Written task
Restate the listing that follows word for word, without its pictures.

--- start of Provided records ---

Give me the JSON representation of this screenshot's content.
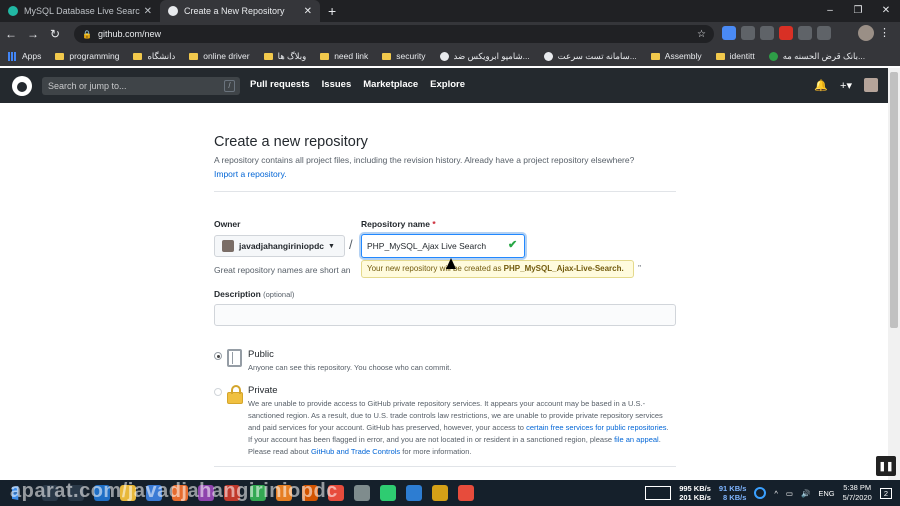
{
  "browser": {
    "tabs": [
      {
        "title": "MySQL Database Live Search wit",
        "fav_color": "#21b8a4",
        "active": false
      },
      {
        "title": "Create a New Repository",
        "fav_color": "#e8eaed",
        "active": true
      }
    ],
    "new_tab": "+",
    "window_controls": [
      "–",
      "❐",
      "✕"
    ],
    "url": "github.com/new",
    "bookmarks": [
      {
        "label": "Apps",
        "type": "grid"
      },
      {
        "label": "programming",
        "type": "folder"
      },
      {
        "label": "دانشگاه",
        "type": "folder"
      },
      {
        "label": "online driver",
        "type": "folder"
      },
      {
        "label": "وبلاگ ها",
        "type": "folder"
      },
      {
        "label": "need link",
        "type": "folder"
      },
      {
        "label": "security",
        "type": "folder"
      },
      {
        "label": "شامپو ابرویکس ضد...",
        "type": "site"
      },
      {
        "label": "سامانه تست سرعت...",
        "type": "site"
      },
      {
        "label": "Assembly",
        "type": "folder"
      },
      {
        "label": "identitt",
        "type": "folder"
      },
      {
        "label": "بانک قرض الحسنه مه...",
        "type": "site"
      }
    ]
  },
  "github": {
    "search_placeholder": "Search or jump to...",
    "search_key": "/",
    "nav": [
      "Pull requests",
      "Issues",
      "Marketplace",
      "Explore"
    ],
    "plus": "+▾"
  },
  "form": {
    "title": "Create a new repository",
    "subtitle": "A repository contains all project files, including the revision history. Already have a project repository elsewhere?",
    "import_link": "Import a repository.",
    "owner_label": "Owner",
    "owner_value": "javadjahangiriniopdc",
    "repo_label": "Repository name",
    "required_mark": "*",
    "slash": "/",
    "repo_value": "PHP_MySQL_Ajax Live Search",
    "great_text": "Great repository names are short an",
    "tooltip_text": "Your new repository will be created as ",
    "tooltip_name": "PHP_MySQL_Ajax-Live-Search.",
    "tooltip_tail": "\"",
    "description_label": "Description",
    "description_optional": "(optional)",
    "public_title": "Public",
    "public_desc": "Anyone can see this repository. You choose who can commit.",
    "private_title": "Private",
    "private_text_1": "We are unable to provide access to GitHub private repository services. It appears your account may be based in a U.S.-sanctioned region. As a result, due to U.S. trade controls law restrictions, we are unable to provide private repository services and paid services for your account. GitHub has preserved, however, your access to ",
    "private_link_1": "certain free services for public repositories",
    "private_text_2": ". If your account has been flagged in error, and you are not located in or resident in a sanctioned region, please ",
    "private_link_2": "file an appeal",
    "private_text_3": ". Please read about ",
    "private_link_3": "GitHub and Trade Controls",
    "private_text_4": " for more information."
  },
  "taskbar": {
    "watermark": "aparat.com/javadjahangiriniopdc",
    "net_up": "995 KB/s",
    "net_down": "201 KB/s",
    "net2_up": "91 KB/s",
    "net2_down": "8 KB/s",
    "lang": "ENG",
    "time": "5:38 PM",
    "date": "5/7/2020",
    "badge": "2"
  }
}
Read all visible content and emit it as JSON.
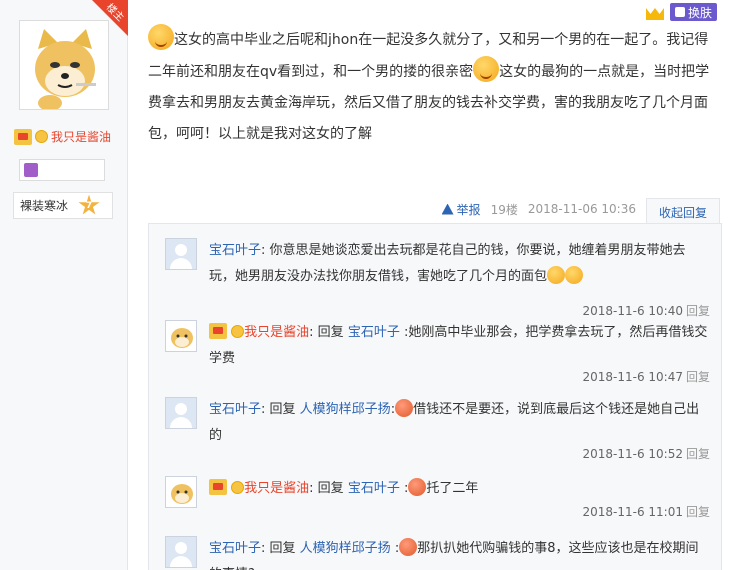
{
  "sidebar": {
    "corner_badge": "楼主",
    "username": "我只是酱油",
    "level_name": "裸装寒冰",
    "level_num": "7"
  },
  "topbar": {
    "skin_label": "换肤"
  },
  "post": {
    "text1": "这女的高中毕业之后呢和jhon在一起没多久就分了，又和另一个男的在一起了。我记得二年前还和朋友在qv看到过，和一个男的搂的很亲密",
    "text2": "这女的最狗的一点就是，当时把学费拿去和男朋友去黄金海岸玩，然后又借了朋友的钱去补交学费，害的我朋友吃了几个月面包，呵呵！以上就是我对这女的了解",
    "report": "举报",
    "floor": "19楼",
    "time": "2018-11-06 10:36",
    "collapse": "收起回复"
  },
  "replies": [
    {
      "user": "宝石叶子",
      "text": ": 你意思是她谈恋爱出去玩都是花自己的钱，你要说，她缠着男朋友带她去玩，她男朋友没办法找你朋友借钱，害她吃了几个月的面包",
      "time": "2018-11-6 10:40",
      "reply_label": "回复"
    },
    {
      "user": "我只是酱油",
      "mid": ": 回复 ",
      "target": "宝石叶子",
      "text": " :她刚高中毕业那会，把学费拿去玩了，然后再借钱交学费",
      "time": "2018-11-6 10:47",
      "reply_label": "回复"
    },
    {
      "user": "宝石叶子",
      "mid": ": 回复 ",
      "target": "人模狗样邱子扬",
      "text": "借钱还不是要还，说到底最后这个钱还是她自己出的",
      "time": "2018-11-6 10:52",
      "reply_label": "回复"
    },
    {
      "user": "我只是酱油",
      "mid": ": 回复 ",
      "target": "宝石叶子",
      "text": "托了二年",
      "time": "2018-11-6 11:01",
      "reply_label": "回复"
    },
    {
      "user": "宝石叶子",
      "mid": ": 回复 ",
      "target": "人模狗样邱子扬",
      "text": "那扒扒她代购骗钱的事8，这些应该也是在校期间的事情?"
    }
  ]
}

--- end of Provided records ---

Exercise solution
Give me the JSON representation of this screenshot's content.
{
  "browser": {
    "tabs": [
      {
        "title": "MySQL Database Live Search wit",
        "fav_color": "#21b8a4",
        "active": false
      },
      {
        "title": "Create a New Repository",
        "fav_color": "#e8eaed",
        "active": true
      }
    ],
    "new_tab": "+",
    "window_controls": [
      "–",
      "❐",
      "✕"
    ],
    "url": "github.com/new",
    "bookmarks": [
      {
        "label": "Apps",
        "type": "grid"
      },
      {
        "label": "programming",
        "type": "folder"
      },
      {
        "label": "دانشگاه",
        "type": "folder"
      },
      {
        "label": "online driver",
        "type": "folder"
      },
      {
        "label": "وبلاگ ها",
        "type": "folder"
      },
      {
        "label": "need link",
        "type": "folder"
      },
      {
        "label": "security",
        "type": "folder"
      },
      {
        "label": "شامپو ابرویکس ضد...",
        "type": "site"
      },
      {
        "label": "سامانه تست سرعت...",
        "type": "site"
      },
      {
        "label": "Assembly",
        "type": "folder"
      },
      {
        "label": "identitt",
        "type": "folder"
      },
      {
        "label": "بانک قرض الحسنه مه...",
        "type": "site"
      }
    ]
  },
  "github": {
    "search_placeholder": "Search or jump to...",
    "search_key": "/",
    "nav": [
      "Pull requests",
      "Issues",
      "Marketplace",
      "Explore"
    ],
    "plus": "+▾"
  },
  "form": {
    "title": "Create a new repository",
    "subtitle": "A repository contains all project files, including the revision history. Already have a project repository elsewhere?",
    "import_link": "Import a repository.",
    "owner_label": "Owner",
    "owner_value": "javadjahangiriniopdc",
    "repo_label": "Repository name",
    "required_mark": "*",
    "slash": "/",
    "repo_value": "PHP_MySQL_Ajax Live Search",
    "great_text": "Great repository names are short an",
    "tooltip_text": "Your new repository will be created as ",
    "tooltip_name": "PHP_MySQL_Ajax-Live-Search.",
    "tooltip_tail": "\"",
    "description_label": "Description",
    "description_optional": "(optional)",
    "public_title": "Public",
    "public_desc": "Anyone can see this repository. You choose who can commit.",
    "private_title": "Private",
    "private_text_1": "We are unable to provide access to GitHub private repository services. It appears your account may be based in a U.S.-sanctioned region. As a result, due to U.S. trade controls law restrictions, we are unable to provide private repository services and paid services for your account. GitHub has preserved, however, your access to ",
    "private_link_1": "certain free services for public repositories",
    "private_text_2": ". If your account has been flagged in error, and you are not located in or resident in a sanctioned region, please ",
    "private_link_2": "file an appeal",
    "private_text_3": ". Please read about ",
    "private_link_3": "GitHub and Trade Controls",
    "private_text_4": " for more information."
  },
  "taskbar": {
    "watermark": "aparat.com/javadjahangiriniopdc",
    "net_up": "995 KB/s",
    "net_down": "201 KB/s",
    "net2_up": "91 KB/s",
    "net2_down": "8 KB/s",
    "lang": "ENG",
    "time": "5:38 PM",
    "date": "5/7/2020",
    "badge": "2"
  }
}
Read all visible content and emit it as JSON.
{
  "sidebar": {
    "corner_badge": "楼主",
    "username": "我只是酱油",
    "level_name": "裸装寒冰",
    "level_num": "7"
  },
  "topbar": {
    "skin_label": "换肤"
  },
  "post": {
    "text1": "这女的高中毕业之后呢和jhon在一起没多久就分了，又和另一个男的在一起了。我记得二年前还和朋友在qv看到过，和一个男的搂的很亲密",
    "text2": "这女的最狗的一点就是，当时把学费拿去和男朋友去黄金海岸玩，然后又借了朋友的钱去补交学费，害的我朋友吃了几个月面包，呵呵！以上就是我对这女的了解",
    "report": "举报",
    "floor": "19楼",
    "time": "2018-11-06 10:36",
    "collapse": "收起回复"
  },
  "replies": [
    {
      "user": "宝石叶子",
      "text": ": 你意思是她谈恋爱出去玩都是花自己的钱，你要说，她缠着男朋友带她去玩，她男朋友没办法找你朋友借钱，害她吃了几个月的面包",
      "time": "2018-11-6 10:40",
      "reply_label": "回复"
    },
    {
      "user": "我只是酱油",
      "mid": ": 回复 ",
      "target": "宝石叶子",
      "text": " :她刚高中毕业那会，把学费拿去玩了，然后再借钱交学费",
      "time": "2018-11-6 10:47",
      "reply_label": "回复"
    },
    {
      "user": "宝石叶子",
      "mid": ": 回复 ",
      "target": "人模狗样邱子扬",
      "text": "借钱还不是要还，说到底最后这个钱还是她自己出的",
      "time": "2018-11-6 10:52",
      "reply_label": "回复"
    },
    {
      "user": "我只是酱油",
      "mid": ": 回复 ",
      "target": "宝石叶子",
      "text": "托了二年",
      "time": "2018-11-6 11:01",
      "reply_label": "回复"
    },
    {
      "user": "宝石叶子",
      "mid": ": 回复 ",
      "target": "人模狗样邱子扬",
      "text": "那扒扒她代购骗钱的事8，这些应该也是在校期间的事情?"
    }
  ]
}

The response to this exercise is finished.